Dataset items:
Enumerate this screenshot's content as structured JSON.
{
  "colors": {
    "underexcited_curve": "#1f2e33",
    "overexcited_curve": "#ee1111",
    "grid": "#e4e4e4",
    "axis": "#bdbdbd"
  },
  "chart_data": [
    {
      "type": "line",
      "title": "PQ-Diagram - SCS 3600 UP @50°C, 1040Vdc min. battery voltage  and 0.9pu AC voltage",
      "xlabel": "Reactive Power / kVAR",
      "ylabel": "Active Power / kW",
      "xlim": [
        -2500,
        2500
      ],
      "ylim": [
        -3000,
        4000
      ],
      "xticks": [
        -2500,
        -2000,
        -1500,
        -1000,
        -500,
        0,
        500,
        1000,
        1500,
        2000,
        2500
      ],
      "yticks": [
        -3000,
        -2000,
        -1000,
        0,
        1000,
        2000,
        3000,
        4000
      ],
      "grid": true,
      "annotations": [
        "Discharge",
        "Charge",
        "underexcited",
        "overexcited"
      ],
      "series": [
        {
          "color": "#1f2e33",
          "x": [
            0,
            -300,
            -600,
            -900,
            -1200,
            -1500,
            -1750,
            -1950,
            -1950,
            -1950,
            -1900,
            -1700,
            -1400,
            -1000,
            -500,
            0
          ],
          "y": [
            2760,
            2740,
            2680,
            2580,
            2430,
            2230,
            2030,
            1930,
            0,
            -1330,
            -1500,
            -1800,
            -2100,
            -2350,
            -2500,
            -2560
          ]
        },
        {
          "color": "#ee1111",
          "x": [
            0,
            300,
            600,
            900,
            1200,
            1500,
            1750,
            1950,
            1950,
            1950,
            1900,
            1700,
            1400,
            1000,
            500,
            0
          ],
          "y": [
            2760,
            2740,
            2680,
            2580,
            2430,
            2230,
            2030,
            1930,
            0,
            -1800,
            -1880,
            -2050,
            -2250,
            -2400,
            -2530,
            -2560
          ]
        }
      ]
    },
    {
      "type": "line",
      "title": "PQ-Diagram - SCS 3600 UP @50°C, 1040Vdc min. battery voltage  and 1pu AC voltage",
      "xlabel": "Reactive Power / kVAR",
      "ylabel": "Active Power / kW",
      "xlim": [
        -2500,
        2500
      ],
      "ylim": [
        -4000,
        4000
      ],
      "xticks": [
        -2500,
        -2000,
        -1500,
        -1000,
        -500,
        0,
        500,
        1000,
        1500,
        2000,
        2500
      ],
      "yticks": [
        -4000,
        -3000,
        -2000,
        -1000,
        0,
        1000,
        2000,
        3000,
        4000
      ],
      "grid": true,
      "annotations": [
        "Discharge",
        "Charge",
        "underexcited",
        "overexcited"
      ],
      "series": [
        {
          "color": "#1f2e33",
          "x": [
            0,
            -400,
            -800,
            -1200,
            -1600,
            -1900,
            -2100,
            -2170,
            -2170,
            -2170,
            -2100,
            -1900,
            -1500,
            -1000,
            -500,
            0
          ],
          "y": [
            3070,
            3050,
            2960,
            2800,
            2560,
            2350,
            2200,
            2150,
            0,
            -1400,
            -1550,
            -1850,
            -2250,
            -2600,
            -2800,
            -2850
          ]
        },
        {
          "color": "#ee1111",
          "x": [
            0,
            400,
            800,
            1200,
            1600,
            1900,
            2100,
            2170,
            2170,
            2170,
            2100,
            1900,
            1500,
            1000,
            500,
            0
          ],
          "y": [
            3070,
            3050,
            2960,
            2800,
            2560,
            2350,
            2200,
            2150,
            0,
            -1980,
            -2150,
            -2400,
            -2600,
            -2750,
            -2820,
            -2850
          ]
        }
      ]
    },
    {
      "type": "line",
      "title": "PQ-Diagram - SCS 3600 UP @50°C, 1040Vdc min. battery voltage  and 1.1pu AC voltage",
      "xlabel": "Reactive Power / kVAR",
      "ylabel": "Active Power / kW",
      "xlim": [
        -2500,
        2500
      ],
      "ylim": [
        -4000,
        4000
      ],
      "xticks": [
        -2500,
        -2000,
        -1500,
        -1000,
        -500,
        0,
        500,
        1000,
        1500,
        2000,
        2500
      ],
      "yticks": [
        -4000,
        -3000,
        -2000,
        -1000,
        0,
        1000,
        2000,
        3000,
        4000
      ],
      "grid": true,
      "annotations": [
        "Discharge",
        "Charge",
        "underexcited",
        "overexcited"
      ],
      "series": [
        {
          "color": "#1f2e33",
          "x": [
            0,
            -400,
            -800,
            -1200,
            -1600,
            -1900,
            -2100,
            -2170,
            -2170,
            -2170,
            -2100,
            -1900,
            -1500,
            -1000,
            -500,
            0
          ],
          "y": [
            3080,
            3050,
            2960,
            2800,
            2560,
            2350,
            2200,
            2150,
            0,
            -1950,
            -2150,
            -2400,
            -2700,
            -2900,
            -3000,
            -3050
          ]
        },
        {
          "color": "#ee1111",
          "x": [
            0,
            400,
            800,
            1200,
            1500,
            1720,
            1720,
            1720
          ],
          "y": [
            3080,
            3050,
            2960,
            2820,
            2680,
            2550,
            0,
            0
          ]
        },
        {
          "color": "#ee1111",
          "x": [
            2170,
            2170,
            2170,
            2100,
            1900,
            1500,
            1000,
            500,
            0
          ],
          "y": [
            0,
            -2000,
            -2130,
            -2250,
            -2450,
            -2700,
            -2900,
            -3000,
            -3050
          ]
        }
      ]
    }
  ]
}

Brief:
Filter the records for lines holding the string "Diagram". Copy each one.

Answer to the task:
      "title": "PQ-Diagram - SCS 3600 UP @50°C, 1040Vdc min. battery voltage  and 0.9pu AC voltage",
      "title": "PQ-Diagram - SCS 3600 UP @50°C, 1040Vdc min. battery voltage  and 1pu AC voltage",
      "title": "PQ-Diagram - SCS 3600 UP @50°C, 1040Vdc min. battery voltage  and 1.1pu AC voltage",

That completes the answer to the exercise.